**Work to be completed:** Your task is to repeat the entries exactly. Leave the pictures out.

**Items:**
★ ★ ★ ★ ★
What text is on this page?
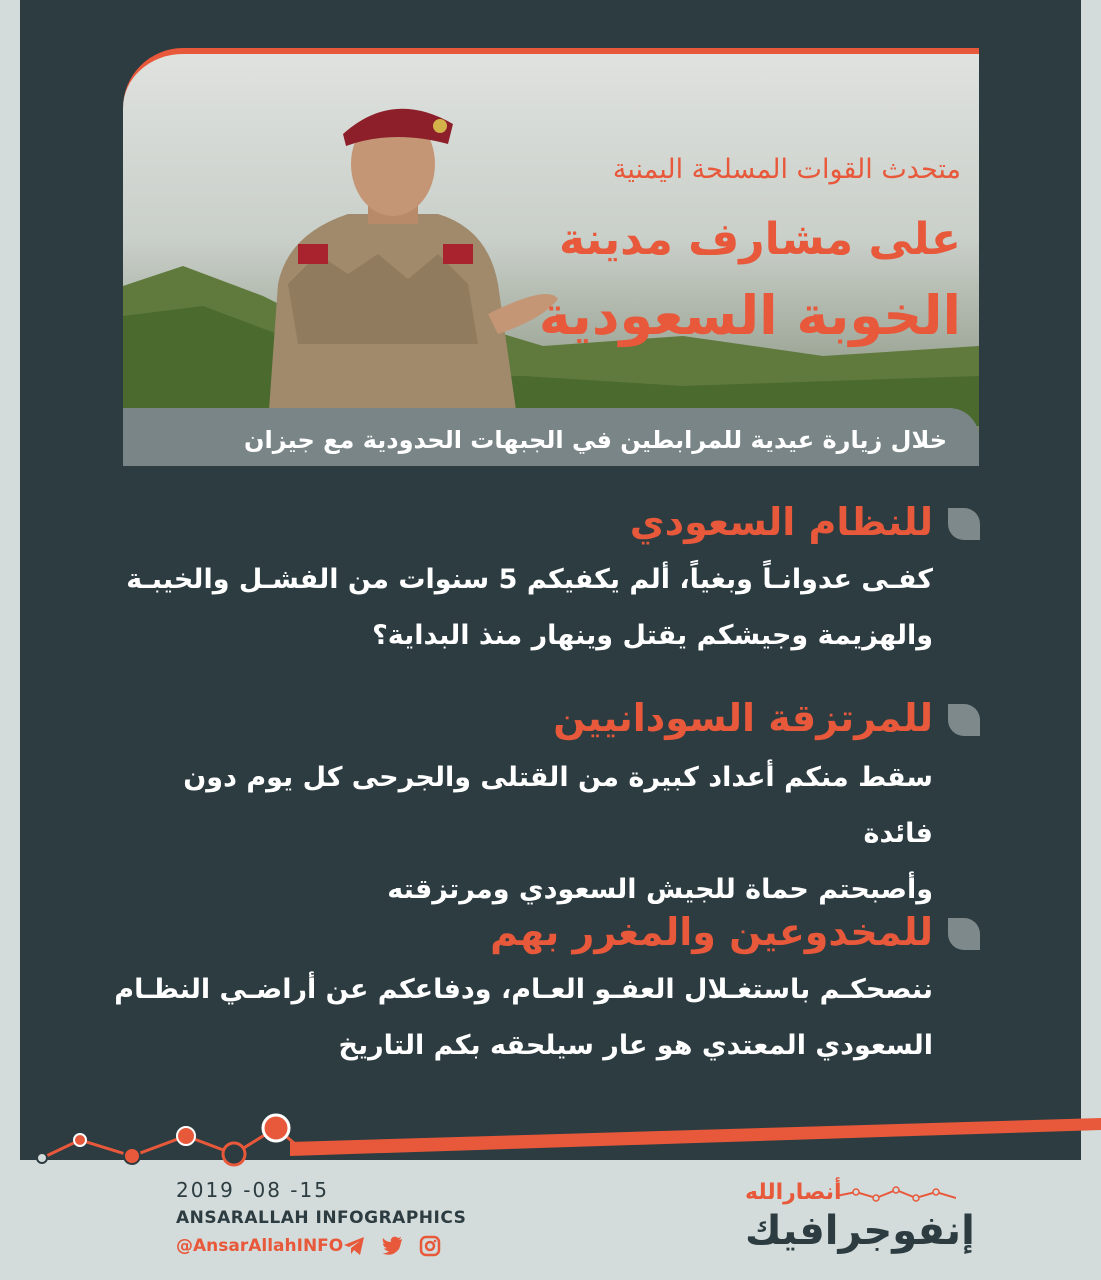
متحدث القوات المسلحة اليمنية
على مشارف مدينة
الخوبة السعودية
خلال زيارة عيدية للمرابطين في الجبهات الحدودية مع جيزان
للنظام السعودي
كفـى عدوانـاً وبغياً، ألم يكفيكم 5 سنوات من الفشـل والخيبـة
والهزيمة وجيشكم يقتل وينهار منذ البداية؟
للمرتزقة السودانيين
سقط منكم أعداد كبيرة من القتلى والجرحى كل يوم دون فائدة
وأصبحتم حماة للجيش السعودي ومرتزقته
للمخدوعين والمغرر بهم
ننصحكـم باستغـلال العفـو العـام، ودفاعكم عن أراضـي النظـام
السعودي المعتدي هو عار سيلحقه بكم التاريخ
2019 -08 -15
ANSARALLAH INFOGRAPHICS
@AnsarAllahINFO
أنصارالله
إنفوجرافيك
★ ★ ★ ★ ★
**Exercise output:**
What text is on this page?
متحدث القوات المسلحة اليمنية
على مشارف مدينة
الخوبة السعودية
خلال زيارة عيدية للمرابطين في الجبهات الحدودية مع جيزان
للنظام السعودي
كفـى عدوانـاً وبغياً، ألم يكفيكم 5 سنوات من الفشـل والخيبـة
والهزيمة وجيشكم يقتل وينهار منذ البداية؟
للمرتزقة السودانيين
سقط منكم أعداد كبيرة من القتلى والجرحى كل يوم دون فائدة
وأصبحتم حماة للجيش السعودي ومرتزقته
للمخدوعين والمغرر بهم
ننصحكـم باستغـلال العفـو العـام، ودفاعكم عن أراضـي النظـام
السعودي المعتدي هو عار سيلحقه بكم التاريخ
2019 -08 -15
ANSARALLAH INFOGRAPHICS
@AnsarAllahINFO
أنصارالله
إنفوجرافيك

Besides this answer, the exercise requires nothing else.